Aim> Your task is to output the data exactly as it stands.

Records for this task>
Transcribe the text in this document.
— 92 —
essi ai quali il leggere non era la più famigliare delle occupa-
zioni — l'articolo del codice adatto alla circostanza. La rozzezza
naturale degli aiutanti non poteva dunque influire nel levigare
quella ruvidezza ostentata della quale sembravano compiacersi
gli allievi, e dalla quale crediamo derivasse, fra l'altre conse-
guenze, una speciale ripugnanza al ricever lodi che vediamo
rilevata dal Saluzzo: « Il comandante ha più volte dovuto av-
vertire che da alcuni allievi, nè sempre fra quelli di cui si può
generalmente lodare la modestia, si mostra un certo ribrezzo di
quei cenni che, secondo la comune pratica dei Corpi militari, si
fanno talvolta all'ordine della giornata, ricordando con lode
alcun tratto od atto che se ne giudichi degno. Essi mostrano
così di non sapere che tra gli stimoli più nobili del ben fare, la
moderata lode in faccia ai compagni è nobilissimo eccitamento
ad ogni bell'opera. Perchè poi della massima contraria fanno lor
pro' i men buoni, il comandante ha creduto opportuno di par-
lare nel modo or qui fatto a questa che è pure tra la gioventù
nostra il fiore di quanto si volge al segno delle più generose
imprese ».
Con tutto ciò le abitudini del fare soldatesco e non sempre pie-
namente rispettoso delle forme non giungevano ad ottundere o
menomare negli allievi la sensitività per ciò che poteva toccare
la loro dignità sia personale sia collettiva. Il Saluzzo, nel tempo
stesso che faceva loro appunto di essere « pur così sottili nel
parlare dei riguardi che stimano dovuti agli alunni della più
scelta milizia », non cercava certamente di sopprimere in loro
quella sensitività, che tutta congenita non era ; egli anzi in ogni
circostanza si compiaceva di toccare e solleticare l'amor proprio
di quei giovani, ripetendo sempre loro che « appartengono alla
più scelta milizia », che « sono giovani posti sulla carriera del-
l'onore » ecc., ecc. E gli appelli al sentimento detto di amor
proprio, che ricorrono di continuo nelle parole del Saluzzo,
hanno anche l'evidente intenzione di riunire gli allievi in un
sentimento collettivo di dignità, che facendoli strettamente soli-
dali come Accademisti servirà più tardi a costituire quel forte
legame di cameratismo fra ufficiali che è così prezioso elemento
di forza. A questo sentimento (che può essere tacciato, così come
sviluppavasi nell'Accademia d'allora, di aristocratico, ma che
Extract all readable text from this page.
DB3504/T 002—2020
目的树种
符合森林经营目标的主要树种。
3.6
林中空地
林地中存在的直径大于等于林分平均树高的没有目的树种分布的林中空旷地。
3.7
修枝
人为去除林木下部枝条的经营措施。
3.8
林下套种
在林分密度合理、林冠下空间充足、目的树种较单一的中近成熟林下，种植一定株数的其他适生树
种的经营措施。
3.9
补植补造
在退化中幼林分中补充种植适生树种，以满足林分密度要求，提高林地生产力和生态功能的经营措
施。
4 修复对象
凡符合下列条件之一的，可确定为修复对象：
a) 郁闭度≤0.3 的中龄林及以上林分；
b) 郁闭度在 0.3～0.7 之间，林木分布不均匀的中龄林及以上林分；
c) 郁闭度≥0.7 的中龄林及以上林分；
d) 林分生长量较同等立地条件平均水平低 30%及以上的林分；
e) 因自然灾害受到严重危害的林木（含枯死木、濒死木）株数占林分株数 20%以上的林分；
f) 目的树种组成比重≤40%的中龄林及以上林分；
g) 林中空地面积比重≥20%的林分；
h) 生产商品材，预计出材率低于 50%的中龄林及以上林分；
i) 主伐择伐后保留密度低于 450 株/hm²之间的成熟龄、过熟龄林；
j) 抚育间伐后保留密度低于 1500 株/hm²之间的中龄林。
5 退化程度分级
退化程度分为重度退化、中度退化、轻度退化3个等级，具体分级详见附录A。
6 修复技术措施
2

Complete output>
Transcribe the text in this document.
— 92 —
essi ai quali il leggere non era la più famigliare delle occupa-
zioni — l'articolo del codice adatto alla circostanza. La rozzezza
naturale degli aiutanti non poteva dunque influire nel levigare
quella ruvidezza ostentata della quale sembravano compiacersi
gli allievi, e dalla quale crediamo derivasse, fra l'altre conse-
guenze, una speciale ripugnanza al ricever lodi che vediamo
rilevata dal Saluzzo: « Il comandante ha più volte dovuto av-
vertire che da alcuni allievi, nè sempre fra quelli di cui si può
generalmente lodare la modestia, si mostra un certo ribrezzo di
quei cenni che, secondo la comune pratica dei Corpi militari, si
fanno talvolta all'ordine della giornata, ricordando con lode
alcun tratto od atto che se ne giudichi degno. Essi mostrano
così di non sapere che tra gli stimoli più nobili del ben fare, la
moderata lode in faccia ai compagni è nobilissimo eccitamento
ad ogni bell'opera. Perchè poi della massima contraria fanno lor
pro' i men buoni, il comandante ha creduto opportuno di par-
lare nel modo or qui fatto a questa che è pure tra la gioventù
nostra il fiore di quanto si volge al segno delle più generose
imprese ».
Con tutto ciò le abitudini del fare soldatesco e non sempre pie-
namente rispettoso delle forme non giungevano ad ottundere o
menomare negli allievi la sensitività per ciò che poteva toccare
la loro dignità sia personale sia collettiva. Il Saluzzo, nel tempo
stesso che faceva loro appunto di essere « pur così sottili nel
parlare dei riguardi che stimano dovuti agli alunni della più
scelta milizia », non cercava certamente di sopprimere in loro
quella sensitività, che tutta congenita non era ; egli anzi in ogni
circostanza si compiaceva di toccare e solleticare l'amor proprio
di quei giovani, ripetendo sempre loro che « appartengono alla
più scelta milizia », che « sono giovani posti sulla carriera del-
l'onore » ecc., ecc. E gli appelli al sentimento detto di amor
proprio, che ricorrono di continuo nelle parole del Saluzzo,
hanno anche l'evidente intenzione di riunire gli allievi in un
sentimento collettivo di dignità, che facendoli strettamente soli-
dali come Accademisti servirà più tardi a costituire quel forte
legame di cameratismo fra ufficiali che è così prezioso elemento
di forza. A questo sentimento (che può essere tacciato, così come
sviluppavasi nell'Accademia d'allora, di aristocratico, ma che
Extract all readable text from this page.
DB3504/T 002—2020
目的树种
符合森林经营目标的主要树种。
3.6
林中空地
林地中存在的直径大于等于林分平均树高的没有目的树种分布的林中空旷地。
3.7
修枝
人为去除林木下部枝条的经营措施。
3.8
林下套种
在林分密度合理、林冠下空间充足、目的树种较单一的中近成熟林下，种植一定株数的其他适生树
种的经营措施。
3.9
补植补造
在退化中幼林分中补充种植适生树种，以满足林分密度要求，提高林地生产力和生态功能的经营措
施。
4 修复对象
凡符合下列条件之一的，可确定为修复对象：
a) 郁闭度≤0.3 的中龄林及以上林分；
b) 郁闭度在 0.3～0.7 之间，林木分布不均匀的中龄林及以上林分；
c) 郁闭度≥0.7 的中龄林及以上林分；
d) 林分生长量较同等立地条件平均水平低 30%及以上的林分；
e) 因自然灾害受到严重危害的林木（含枯死木、濒死木）株数占林分株数 20%以上的林分；
f) 目的树种组成比重≤40%的中龄林及以上林分；
g) 林中空地面积比重≥20%的林分；
h) 生产商品材，预计出材率低于 50%的中龄林及以上林分；
i) 主伐择伐后保留密度低于 450 株/hm²之间的成熟龄、过熟龄林；
j) 抚育间伐后保留密度低于 1500 株/hm²之间的中龄林。
5 退化程度分级
退化程度分为重度退化、中度退化、轻度退化3个等级，具体分级详见附录A。
6 修复技术措施
2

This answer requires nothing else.